Items listed in a dataset:

-=-=-=-=-

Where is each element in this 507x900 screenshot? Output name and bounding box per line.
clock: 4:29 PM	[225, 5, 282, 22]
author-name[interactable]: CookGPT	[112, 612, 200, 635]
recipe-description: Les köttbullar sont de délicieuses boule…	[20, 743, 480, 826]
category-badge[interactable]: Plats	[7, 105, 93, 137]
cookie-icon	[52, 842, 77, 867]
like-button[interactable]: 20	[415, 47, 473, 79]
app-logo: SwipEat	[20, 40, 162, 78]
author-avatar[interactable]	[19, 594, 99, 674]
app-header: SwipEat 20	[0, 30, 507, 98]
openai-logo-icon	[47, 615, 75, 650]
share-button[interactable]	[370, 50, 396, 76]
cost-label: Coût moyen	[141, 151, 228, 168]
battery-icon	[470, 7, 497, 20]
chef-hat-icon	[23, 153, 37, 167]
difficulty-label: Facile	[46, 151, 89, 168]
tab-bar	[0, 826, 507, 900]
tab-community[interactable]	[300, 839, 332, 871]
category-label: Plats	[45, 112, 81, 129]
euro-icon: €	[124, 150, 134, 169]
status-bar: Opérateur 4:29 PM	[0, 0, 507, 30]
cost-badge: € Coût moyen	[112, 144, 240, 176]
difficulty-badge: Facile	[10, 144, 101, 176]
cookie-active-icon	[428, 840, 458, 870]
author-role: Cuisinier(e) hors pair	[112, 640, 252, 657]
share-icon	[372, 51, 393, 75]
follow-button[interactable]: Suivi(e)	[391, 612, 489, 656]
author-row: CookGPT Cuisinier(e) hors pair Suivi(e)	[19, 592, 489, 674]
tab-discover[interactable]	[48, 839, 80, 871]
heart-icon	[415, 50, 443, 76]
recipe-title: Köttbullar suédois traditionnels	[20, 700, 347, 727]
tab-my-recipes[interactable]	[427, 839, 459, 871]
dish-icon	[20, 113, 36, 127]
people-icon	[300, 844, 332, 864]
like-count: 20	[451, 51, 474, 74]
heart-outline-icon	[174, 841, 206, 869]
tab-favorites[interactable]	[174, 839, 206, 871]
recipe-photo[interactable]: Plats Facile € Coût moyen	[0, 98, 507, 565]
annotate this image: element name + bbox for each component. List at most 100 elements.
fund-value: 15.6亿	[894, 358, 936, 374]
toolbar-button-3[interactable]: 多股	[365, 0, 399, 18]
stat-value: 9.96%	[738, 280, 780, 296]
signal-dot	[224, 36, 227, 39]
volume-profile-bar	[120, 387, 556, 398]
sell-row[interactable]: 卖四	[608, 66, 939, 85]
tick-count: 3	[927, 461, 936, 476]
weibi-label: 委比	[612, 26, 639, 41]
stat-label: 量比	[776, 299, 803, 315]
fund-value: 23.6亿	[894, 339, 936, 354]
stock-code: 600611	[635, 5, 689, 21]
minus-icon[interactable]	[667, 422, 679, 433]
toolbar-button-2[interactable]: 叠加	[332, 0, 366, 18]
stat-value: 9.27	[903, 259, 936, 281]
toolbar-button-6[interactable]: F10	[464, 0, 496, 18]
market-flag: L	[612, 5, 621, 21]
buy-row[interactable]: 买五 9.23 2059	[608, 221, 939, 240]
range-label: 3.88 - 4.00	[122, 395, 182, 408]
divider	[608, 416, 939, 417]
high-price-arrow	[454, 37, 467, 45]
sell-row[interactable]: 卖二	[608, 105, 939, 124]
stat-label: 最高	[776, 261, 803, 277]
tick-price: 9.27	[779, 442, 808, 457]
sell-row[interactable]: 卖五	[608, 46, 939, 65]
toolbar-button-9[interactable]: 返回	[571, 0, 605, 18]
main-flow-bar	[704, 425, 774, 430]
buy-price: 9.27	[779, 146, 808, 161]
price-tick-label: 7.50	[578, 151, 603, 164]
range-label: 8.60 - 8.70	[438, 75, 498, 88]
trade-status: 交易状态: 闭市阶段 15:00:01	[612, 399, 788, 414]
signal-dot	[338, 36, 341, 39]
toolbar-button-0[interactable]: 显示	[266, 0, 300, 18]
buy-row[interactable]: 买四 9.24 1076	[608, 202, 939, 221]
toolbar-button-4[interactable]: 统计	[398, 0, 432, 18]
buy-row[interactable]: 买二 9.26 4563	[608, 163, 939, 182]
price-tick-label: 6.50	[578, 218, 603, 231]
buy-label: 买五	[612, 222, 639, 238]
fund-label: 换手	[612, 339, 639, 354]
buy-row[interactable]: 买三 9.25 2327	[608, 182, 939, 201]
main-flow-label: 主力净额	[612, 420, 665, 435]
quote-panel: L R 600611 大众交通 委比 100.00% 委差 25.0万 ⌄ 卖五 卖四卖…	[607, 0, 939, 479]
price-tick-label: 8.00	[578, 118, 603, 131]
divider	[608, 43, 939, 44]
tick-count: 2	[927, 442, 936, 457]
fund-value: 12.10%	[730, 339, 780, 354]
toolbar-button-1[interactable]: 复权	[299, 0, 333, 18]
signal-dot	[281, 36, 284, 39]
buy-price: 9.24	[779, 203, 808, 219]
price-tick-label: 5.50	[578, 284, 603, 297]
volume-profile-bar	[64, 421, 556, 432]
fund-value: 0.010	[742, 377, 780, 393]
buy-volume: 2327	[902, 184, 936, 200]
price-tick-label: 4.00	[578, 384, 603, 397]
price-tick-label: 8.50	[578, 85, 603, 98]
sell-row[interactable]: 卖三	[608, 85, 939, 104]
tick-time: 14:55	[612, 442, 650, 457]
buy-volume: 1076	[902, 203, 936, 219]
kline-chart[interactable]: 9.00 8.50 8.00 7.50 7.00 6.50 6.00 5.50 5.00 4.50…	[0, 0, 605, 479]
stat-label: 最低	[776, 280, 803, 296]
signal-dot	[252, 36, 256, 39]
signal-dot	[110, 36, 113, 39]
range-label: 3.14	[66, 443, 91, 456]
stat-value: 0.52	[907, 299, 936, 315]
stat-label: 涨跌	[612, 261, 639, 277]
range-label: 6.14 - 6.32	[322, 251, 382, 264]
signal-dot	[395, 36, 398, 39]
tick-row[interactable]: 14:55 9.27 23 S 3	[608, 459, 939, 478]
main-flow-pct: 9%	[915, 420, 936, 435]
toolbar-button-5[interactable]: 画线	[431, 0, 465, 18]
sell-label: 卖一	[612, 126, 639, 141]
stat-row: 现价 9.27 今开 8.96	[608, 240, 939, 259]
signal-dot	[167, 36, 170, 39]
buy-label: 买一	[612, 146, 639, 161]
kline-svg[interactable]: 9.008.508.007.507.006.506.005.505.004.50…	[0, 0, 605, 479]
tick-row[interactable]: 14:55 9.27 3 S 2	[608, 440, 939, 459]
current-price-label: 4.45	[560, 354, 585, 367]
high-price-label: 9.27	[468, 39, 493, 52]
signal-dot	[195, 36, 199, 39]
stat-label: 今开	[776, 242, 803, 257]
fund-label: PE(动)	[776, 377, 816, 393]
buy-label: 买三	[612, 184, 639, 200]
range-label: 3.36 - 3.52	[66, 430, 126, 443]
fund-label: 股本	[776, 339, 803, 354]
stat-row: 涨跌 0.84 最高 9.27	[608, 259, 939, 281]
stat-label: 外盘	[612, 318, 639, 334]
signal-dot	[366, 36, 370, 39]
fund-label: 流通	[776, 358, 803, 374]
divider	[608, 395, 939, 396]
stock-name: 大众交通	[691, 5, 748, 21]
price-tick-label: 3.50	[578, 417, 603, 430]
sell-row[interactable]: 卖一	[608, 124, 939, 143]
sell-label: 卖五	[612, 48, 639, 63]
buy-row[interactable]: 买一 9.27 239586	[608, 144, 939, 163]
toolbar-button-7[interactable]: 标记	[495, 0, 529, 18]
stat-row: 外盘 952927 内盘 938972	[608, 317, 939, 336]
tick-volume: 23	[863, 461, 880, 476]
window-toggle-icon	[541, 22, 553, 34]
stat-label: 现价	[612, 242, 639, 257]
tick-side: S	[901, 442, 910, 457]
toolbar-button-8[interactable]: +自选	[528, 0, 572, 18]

-=-=-=-=-

**STATED EXERCISE**
Please rewrite the items from the very first line through the line containing "842, 77, 867]", swapping "bounding box" for "bounding rectangle" and leaving everything else unchanged.

**CORRECT OUTPUT**
Where is each element in this 507x900 screenshot? Output name and bounding rectangle per line.
clock: 4:29 PM	[225, 5, 282, 22]
author-name[interactable]: CookGPT	[112, 612, 200, 635]
recipe-description: Les köttbullar sont de délicieuses boule…	[20, 743, 480, 826]
category-badge[interactable]: Plats	[7, 105, 93, 137]
cookie-icon	[52, 842, 77, 867]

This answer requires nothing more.